• Directions:
Locate and copy all lines bearing the word "title".

start Exercise data

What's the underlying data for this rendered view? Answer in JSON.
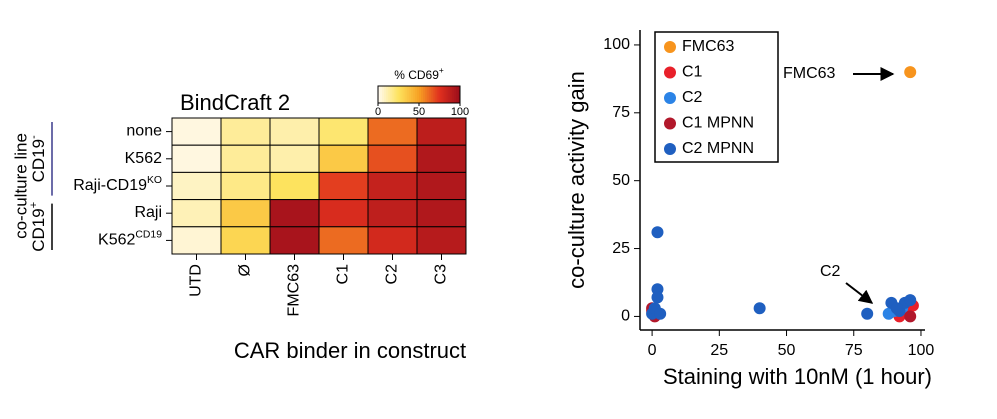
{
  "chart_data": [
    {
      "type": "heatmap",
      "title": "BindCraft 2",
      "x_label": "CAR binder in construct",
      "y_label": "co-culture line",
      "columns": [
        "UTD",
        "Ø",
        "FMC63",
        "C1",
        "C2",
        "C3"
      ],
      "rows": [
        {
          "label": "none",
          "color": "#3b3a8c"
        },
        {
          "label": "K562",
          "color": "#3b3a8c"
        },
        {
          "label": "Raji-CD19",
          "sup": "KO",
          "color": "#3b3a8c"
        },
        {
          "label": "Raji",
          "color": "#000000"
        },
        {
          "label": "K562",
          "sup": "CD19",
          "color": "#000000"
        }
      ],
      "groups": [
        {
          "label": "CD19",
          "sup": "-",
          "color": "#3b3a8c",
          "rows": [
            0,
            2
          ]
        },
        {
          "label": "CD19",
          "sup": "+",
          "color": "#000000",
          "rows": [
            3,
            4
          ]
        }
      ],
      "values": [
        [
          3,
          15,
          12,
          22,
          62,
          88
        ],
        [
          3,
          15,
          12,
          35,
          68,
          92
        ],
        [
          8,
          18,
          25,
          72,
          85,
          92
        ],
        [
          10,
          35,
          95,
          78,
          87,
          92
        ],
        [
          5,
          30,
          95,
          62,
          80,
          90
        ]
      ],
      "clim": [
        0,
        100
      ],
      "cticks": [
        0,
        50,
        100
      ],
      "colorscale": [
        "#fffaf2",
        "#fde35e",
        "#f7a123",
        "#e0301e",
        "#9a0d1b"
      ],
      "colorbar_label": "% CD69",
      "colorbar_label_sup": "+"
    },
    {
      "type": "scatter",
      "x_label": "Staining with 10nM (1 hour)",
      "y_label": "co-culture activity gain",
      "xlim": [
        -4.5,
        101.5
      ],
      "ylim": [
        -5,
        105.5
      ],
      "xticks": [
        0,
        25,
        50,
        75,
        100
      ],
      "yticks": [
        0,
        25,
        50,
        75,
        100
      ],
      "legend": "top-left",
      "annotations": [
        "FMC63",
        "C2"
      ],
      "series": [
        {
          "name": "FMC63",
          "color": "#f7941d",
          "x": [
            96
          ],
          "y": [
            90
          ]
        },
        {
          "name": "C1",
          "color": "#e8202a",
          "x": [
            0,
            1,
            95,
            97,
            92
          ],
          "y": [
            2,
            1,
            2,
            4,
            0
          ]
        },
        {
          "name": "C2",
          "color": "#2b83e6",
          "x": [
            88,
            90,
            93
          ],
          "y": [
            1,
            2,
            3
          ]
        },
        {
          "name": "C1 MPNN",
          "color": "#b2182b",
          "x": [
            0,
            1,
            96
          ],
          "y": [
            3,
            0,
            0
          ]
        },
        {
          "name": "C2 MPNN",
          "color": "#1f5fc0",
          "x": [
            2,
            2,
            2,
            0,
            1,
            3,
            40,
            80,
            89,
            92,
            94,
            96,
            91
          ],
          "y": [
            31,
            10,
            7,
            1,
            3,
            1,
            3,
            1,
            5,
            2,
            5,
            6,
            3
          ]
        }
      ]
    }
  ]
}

end Exercise data
start Exercise data

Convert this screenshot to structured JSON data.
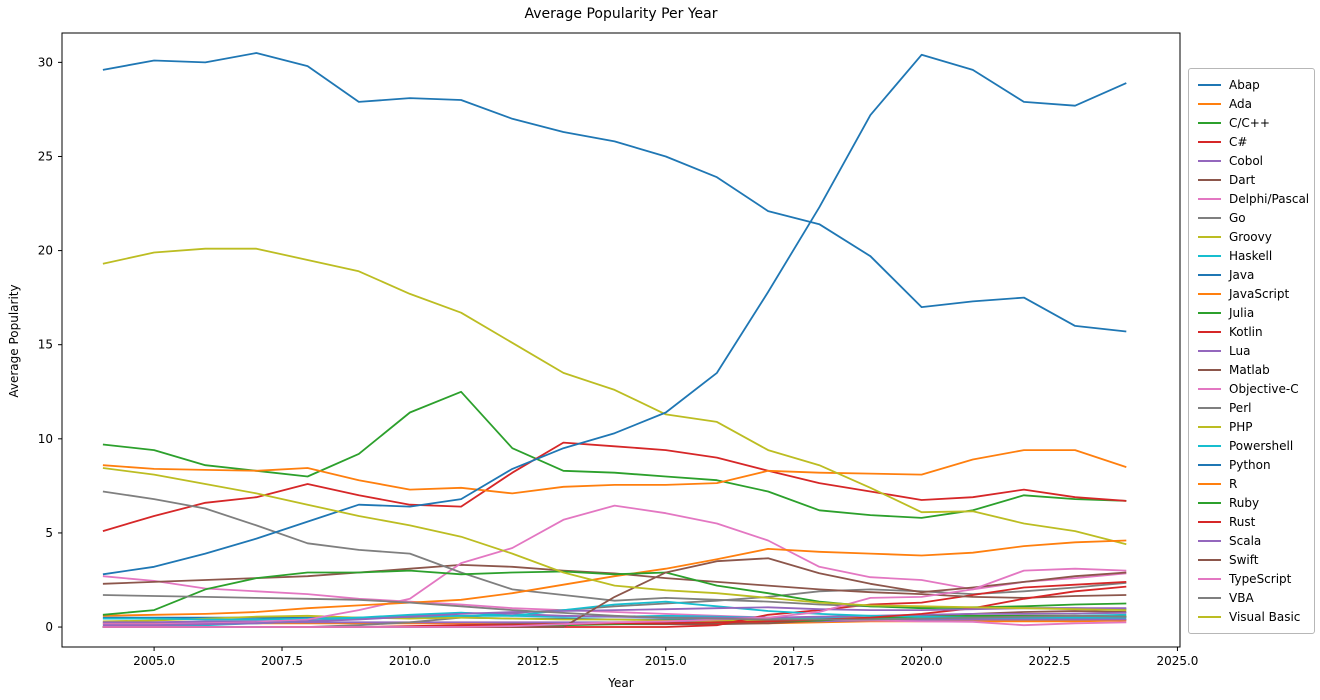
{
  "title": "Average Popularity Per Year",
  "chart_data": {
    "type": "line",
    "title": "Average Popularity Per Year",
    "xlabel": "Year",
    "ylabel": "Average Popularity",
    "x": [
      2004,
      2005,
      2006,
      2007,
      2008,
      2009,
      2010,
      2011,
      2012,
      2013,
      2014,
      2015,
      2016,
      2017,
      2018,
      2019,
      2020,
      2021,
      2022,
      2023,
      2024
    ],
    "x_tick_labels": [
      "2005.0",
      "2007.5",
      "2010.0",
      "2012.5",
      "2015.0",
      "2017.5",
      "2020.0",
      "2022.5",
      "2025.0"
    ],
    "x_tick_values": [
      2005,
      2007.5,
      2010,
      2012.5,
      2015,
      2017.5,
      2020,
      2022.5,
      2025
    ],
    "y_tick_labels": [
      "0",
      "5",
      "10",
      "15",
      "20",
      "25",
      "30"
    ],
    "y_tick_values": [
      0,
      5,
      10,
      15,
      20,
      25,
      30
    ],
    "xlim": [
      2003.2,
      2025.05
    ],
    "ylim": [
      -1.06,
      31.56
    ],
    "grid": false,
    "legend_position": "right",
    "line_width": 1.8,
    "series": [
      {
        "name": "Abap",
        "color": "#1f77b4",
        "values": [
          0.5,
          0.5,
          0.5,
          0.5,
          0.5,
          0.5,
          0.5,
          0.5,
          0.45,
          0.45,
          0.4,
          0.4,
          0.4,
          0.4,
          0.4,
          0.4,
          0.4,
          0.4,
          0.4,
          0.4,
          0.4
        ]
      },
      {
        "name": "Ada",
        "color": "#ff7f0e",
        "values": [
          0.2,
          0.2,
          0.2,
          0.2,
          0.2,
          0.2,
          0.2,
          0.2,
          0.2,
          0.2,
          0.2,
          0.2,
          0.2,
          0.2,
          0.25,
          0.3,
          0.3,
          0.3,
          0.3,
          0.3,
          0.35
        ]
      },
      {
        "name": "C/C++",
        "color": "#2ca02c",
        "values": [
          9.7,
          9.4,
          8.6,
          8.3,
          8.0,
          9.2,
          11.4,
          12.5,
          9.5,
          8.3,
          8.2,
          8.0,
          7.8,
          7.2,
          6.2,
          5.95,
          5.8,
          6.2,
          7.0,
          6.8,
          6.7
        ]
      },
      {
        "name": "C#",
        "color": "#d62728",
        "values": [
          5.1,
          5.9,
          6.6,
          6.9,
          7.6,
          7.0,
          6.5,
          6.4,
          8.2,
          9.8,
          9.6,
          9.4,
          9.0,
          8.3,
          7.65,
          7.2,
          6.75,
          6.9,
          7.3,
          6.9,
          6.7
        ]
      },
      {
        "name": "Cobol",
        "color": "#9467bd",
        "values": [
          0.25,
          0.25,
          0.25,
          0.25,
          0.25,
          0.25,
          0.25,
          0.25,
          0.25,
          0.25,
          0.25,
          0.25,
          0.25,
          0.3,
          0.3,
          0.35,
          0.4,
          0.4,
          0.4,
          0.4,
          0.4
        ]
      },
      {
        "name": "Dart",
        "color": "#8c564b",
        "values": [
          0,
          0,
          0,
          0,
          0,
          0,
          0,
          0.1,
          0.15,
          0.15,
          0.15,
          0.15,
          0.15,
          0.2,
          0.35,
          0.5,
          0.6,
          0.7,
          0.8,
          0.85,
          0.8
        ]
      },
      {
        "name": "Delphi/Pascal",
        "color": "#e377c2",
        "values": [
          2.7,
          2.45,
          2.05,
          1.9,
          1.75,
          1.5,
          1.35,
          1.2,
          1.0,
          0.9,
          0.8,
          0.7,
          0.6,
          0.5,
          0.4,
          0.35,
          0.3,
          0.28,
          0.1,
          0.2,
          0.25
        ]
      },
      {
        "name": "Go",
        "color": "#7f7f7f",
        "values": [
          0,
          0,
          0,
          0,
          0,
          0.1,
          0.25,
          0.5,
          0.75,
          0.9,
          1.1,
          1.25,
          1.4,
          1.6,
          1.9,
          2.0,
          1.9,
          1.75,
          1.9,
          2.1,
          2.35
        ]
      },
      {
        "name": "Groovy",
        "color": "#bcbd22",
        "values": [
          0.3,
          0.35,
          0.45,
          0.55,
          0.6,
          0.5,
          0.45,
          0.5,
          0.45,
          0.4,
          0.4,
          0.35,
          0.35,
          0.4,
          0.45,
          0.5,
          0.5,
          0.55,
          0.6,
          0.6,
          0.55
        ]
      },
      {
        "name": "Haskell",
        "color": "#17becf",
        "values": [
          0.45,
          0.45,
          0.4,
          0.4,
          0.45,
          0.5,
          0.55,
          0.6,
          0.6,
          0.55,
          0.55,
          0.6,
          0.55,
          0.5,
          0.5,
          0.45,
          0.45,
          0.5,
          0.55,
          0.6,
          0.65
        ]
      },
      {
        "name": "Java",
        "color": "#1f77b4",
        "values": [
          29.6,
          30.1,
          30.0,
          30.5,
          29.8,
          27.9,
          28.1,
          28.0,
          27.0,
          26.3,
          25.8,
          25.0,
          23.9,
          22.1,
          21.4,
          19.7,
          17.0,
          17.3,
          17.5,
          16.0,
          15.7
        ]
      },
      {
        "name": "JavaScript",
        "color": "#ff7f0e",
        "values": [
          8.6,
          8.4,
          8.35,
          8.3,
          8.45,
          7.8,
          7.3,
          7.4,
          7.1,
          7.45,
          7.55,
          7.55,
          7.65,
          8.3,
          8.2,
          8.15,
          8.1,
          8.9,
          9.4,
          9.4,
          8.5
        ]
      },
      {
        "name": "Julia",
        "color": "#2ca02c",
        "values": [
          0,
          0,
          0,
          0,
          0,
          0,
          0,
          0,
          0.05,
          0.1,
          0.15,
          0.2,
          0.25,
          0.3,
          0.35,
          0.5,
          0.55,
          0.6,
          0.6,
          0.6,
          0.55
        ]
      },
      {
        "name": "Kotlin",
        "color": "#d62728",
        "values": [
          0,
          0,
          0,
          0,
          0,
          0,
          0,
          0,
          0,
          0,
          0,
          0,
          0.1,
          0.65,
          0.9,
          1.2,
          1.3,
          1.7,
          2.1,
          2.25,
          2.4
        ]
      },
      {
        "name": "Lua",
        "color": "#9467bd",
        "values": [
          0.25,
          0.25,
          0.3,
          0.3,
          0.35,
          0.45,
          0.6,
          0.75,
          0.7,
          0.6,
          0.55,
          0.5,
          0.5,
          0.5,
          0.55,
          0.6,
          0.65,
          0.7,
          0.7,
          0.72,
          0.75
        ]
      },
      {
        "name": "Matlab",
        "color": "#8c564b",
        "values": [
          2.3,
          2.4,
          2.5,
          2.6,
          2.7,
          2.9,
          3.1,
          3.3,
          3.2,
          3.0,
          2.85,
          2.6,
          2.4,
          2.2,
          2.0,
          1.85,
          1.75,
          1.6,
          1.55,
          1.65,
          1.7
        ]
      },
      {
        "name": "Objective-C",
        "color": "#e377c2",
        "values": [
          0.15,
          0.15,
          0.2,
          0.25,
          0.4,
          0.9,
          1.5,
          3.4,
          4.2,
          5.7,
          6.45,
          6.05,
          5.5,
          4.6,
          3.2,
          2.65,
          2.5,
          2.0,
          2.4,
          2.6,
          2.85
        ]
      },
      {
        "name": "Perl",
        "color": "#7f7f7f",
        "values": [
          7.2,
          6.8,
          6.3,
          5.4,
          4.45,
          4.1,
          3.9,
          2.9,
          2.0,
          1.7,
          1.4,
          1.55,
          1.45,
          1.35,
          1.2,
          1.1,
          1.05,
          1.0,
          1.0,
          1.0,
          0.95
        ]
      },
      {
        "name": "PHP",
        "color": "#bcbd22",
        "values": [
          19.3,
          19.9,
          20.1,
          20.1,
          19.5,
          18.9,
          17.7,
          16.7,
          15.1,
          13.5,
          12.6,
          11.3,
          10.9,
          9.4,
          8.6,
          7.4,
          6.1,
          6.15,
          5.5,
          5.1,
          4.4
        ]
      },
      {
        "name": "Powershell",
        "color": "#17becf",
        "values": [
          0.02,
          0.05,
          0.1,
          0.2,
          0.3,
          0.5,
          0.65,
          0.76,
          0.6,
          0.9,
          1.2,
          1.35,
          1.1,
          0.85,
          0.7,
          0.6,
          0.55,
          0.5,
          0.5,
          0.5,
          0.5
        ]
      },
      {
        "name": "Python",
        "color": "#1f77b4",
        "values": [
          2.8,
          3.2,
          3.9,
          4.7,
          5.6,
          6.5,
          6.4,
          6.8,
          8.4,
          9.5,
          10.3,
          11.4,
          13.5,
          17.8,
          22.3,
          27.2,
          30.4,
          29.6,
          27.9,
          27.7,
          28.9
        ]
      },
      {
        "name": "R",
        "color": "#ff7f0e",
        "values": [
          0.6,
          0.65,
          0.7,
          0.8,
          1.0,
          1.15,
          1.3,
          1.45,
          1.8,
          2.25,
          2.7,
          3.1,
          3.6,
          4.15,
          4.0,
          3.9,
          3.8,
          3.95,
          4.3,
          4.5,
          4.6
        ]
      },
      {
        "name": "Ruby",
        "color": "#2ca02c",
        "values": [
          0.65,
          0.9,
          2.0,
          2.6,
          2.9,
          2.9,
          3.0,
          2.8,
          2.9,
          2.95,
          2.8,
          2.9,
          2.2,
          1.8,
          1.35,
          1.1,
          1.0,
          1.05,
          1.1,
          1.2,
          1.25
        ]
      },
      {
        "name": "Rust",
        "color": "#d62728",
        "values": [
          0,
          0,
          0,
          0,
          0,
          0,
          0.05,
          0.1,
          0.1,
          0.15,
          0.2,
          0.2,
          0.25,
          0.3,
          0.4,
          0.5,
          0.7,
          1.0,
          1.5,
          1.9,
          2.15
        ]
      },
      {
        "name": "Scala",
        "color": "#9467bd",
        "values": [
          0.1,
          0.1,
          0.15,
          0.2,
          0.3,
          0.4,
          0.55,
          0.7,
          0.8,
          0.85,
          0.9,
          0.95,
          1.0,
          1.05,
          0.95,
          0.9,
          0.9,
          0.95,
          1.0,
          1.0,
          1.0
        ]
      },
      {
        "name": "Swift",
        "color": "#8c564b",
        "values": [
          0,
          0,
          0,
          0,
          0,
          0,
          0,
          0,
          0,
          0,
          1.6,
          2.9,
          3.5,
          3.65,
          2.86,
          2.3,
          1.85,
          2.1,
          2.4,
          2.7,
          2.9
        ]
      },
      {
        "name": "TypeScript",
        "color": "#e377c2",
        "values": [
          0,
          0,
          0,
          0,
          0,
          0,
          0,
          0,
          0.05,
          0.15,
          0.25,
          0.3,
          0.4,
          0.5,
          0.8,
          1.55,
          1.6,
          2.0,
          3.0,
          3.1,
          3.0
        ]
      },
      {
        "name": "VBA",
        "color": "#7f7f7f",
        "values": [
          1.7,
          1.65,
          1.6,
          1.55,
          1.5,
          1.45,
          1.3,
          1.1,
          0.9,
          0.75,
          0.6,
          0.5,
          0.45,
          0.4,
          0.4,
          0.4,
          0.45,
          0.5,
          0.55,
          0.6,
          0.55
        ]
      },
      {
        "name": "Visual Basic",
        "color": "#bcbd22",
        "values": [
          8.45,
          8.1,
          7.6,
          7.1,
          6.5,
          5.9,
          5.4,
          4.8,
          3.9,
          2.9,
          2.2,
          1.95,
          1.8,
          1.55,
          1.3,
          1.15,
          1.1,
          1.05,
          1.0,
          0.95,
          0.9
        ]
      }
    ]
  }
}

end Exercise data

• The answer:
      "title": "BindCraft 2",
  "title": "Average Popularity Per Year",
    "title": "Average Popularity Per Year",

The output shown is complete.